[A run of records]
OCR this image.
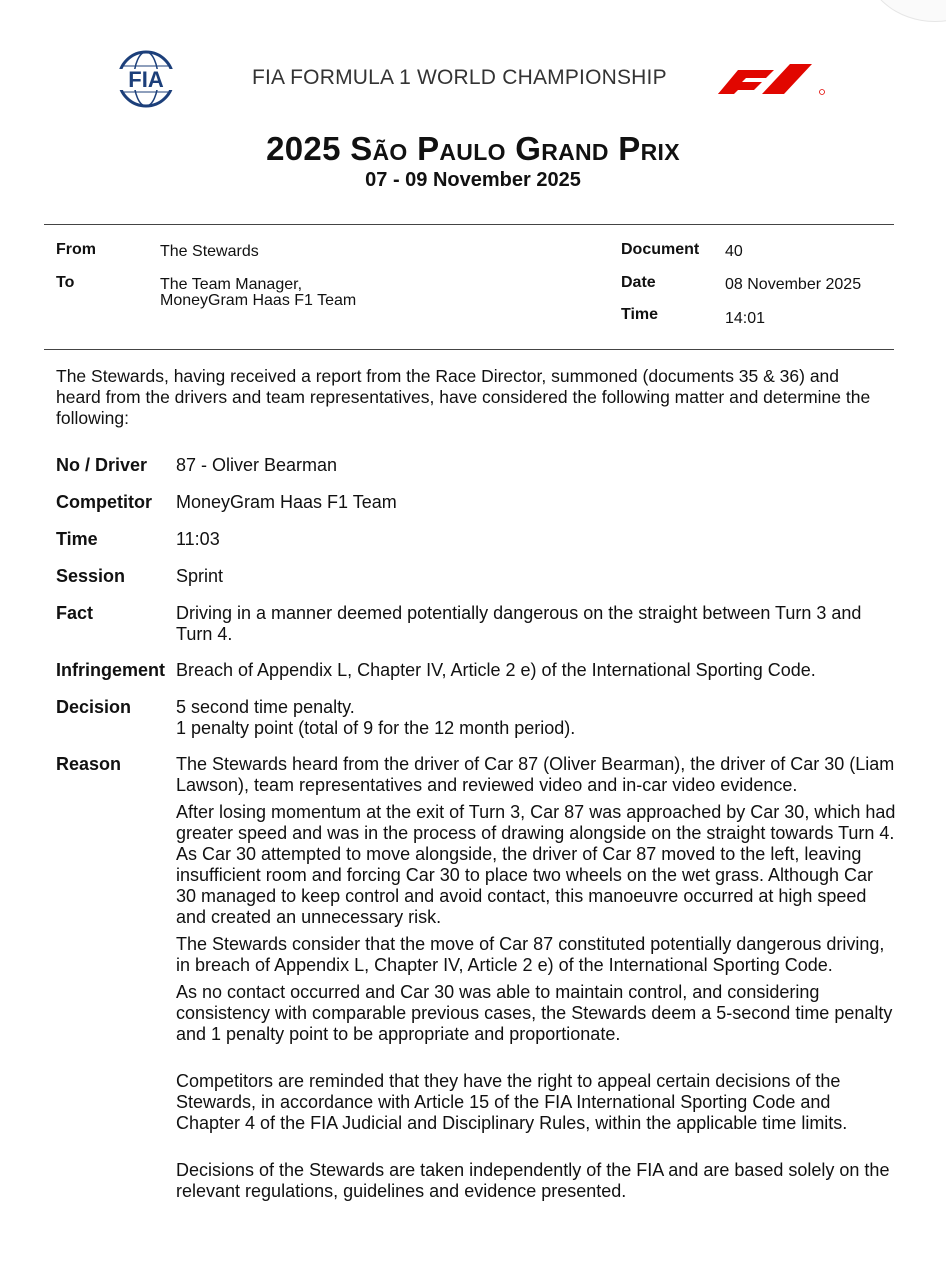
FIA	FIA FORMULA 1 WORLD CHAMPIONSHIP
2025 São Paulo Grand Prix
07 - 09 November 2025
From	The Stewards
To	The Team Manager,
MoneyGram Haas F1 Team
Document 40
Date	08 November 2025
Time	14:01
The Stewards, having received a report from the Race Director, summoned (documents 35 & 36) and heard from the drivers and team representatives, have considered the following matter and determine the following:
No / Driver 87 - Oliver Bearman
Competitor MoneyGram Haas F1 Team
Time	11:03
Session	Sprint
Fact	Driving in a manner deemed potentially dangerous on the straight between Turn 3 and Turn 4.
Infringement Breach of Appendix L, Chapter IV, Article 2 e) of the International Sporting Code.
Decision 5 second time penalty.
1 penalty point (total of 9 for the 12 month period).
Reason	The Stewards heard from the driver of Car 87 (Oliver Bearman), the driver of Car 30 (Liam Lawson), team representatives and reviewed video and in-car video evidence.

After losing momentum at the exit of Turn 3, Car 87 was approached by Car 30, which had greater speed and was in the process of drawing alongside on the straight towards Turn 4. As Car 30 attempted to move alongside, the driver of Car 87 moved to the left, leaving insufficient room and forcing Car 30 to place two wheels on the wet grass. Although Car 30 managed to keep control and avoid contact, this manoeuvre occurred at high speed and created an unnecessary risk.

The Stewards consider that the move of Car 87 constituted potentially dangerous driving, in breach of Appendix L, Chapter IV, Article 2 e) of the International Sporting Code.

As no contact occurred and Car 30 was able to maintain control, and considering consistency with comparable previous cases, the Stewards deem a 5-second time penalty and 1 penalty point to be appropriate and proportionate.

Competitors are reminded that they have the right to appeal certain decisions of the Stewards, in accordance with Article 15 of the FIA International Sporting Code and Chapter 4 of the FIA Judicial and Disciplinary Rules, within the applicable time limits.

Decisions of the Stewards are taken independently of the FIA and are based solely on the relevant regulations, guidelines and evidence presented.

EXERCISE DIRECTIONS
The material above holds pictures; copy everything else in it exactly.

SOLUTION BELOW
OCR this image.
FIA	FIA FORMULA 1 WORLD CHAMPIONSHIP
2025 São Paulo Grand Prix
07 - 09 November 2025
From	The Stewards
To	The Team Manager,
MoneyGram Haas F1 Team
Document 40
Date	08 November 2025
Time	14:01
The Stewards, having received a report from the Race Director, summoned (documents 35 & 36) and heard from the drivers and team representatives, have considered the following matter and determine the following:
No / Driver 87 - Oliver Bearman
Competitor MoneyGram Haas F1 Team
Time	11:03
Session	Sprint
Fact	Driving in a manner deemed potentially dangerous on the straight between Turn 3 and Turn 4.
Infringement Breach of Appendix L, Chapter IV, Article 2 e) of the International Sporting Code.
Decision 5 second time penalty.
1 penalty point (total of 9 for the 12 month period).
Reason	The Stewards heard from the driver of Car 87 (Oliver Bearman), the driver of Car 30 (Liam Lawson), team representatives and reviewed video and in-car video evidence.

After losing momentum at the exit of Turn 3, Car 87 was approached by Car 30, which had greater speed and was in the process of drawing alongside on the straight towards Turn 4. As Car 30 attempted to move alongside, the driver of Car 87 moved to the left, leaving insufficient room and forcing Car 30 to place two wheels on the wet grass. Although Car 30 managed to keep control and avoid contact, this manoeuvre occurred at high speed and created an unnecessary risk.

The Stewards consider that the move of Car 87 constituted potentially dangerous driving, in breach of Appendix L, Chapter IV, Article 2 e) of the International Sporting Code.

As no contact occurred and Car 30 was able to maintain control, and considering consistency with comparable previous cases, the Stewards deem a 5-second time penalty and 1 penalty point to be appropriate and proportionate.

Competitors are reminded that they have the right to appeal certain decisions of the Stewards, in accordance with Article 15 of the FIA International Sporting Code and Chapter 4 of the FIA Judicial and Disciplinary Rules, within the applicable time limits.

Decisions of the Stewards are taken independently of the FIA and are based solely on the relevant regulations, guidelines and evidence presented.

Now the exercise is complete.